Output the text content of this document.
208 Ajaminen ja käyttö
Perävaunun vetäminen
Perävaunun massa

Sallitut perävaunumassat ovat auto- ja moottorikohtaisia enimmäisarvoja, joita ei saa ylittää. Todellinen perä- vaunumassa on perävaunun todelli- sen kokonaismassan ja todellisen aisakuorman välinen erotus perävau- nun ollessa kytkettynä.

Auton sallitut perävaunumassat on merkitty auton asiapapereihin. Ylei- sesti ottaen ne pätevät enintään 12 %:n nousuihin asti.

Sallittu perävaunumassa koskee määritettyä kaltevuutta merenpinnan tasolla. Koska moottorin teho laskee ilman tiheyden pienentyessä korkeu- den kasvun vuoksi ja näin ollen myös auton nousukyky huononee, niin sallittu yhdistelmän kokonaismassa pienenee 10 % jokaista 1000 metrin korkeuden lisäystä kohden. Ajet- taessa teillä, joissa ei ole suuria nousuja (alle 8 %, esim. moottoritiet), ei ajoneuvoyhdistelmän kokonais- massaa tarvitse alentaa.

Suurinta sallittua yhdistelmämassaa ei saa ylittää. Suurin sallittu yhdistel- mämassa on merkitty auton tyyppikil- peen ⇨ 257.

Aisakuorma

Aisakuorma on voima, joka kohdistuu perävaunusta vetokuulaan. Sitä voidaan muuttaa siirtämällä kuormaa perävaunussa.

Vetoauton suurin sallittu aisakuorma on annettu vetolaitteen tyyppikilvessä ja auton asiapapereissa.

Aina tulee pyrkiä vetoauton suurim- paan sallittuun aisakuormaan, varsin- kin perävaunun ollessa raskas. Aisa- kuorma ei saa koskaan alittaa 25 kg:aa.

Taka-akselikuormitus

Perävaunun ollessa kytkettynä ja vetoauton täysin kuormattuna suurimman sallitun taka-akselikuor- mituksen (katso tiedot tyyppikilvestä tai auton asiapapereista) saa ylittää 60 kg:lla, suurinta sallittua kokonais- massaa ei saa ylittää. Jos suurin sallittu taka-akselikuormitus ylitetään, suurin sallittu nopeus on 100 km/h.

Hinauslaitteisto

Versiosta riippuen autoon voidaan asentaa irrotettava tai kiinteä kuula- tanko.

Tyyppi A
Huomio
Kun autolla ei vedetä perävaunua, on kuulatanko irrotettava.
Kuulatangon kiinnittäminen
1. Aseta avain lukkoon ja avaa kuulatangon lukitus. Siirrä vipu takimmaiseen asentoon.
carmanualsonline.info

YOUR OBJECTIVE:
Above are the records; retype them all without a single difference.

EXERCISE RESULT:
Output the text content of this document.
208 Ajaminen ja käyttö
Perävaunun vetäminen
Perävaunun massa

Sallitut perävaunumassat ovat auto- ja moottorikohtaisia enimmäisarvoja, joita ei saa ylittää. Todellinen perä- vaunumassa on perävaunun todelli- sen kokonaismassan ja todellisen aisakuorman välinen erotus perävau- nun ollessa kytkettynä.

Auton sallitut perävaunumassat on merkitty auton asiapapereihin. Ylei- sesti ottaen ne pätevät enintään 12 %:n nousuihin asti.

Sallittu perävaunumassa koskee määritettyä kaltevuutta merenpinnan tasolla. Koska moottorin teho laskee ilman tiheyden pienentyessä korkeu- den kasvun vuoksi ja näin ollen myös auton nousukyky huononee, niin sallittu yhdistelmän kokonaismassa pienenee 10 % jokaista 1000 metrin korkeuden lisäystä kohden. Ajet- taessa teillä, joissa ei ole suuria nousuja (alle 8 %, esim. moottoritiet), ei ajoneuvoyhdistelmän kokonais- massaa tarvitse alentaa.

Suurinta sallittua yhdistelmämassaa ei saa ylittää. Suurin sallittu yhdistel- mämassa on merkitty auton tyyppikil- peen ⇨ 257.

Aisakuorma

Aisakuorma on voima, joka kohdistuu perävaunusta vetokuulaan. Sitä voidaan muuttaa siirtämällä kuormaa perävaunussa.

Vetoauton suurin sallittu aisakuorma on annettu vetolaitteen tyyppikilvessä ja auton asiapapereissa.

Aina tulee pyrkiä vetoauton suurim- paan sallittuun aisakuormaan, varsin- kin perävaunun ollessa raskas. Aisa- kuorma ei saa koskaan alittaa 25 kg:aa.

Taka-akselikuormitus

Perävaunun ollessa kytkettynä ja vetoauton täysin kuormattuna suurimman sallitun taka-akselikuor- mituksen (katso tiedot tyyppikilvestä tai auton asiapapereista) saa ylittää 60 kg:lla, suurinta sallittua kokonais- massaa ei saa ylittää. Jos suurin sallittu taka-akselikuormitus ylitetään, suurin sallittu nopeus on 100 km/h.

Hinauslaitteisto

Versiosta riippuen autoon voidaan asentaa irrotettava tai kiinteä kuula- tanko.

Tyyppi A
Huomio
Kun autolla ei vedetä perävaunua, on kuulatanko irrotettava.
Kuulatangon kiinnittäminen
1. Aseta avain lukkoon ja avaa kuulatangon lukitus. Siirrä vipu takimmaiseen asentoon.
carmanualsonline.info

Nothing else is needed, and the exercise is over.